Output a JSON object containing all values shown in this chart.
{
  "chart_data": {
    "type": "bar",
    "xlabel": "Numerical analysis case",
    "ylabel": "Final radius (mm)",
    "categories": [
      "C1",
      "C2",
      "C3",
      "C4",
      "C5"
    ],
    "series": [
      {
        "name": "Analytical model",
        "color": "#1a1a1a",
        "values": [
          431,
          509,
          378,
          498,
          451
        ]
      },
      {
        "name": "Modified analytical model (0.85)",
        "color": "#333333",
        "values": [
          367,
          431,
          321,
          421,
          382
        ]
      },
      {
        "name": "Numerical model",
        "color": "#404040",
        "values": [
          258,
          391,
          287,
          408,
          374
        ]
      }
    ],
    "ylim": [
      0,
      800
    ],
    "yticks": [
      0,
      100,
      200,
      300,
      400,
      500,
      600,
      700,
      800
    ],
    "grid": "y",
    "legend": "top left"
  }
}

***

§ **What you are asked to do**:
Out of the material above, select every line that holds the string "Numerical".

§ **Answer to the problem**:
    "xlabel": "Numerical analysis case",
        "name": "Numerical model",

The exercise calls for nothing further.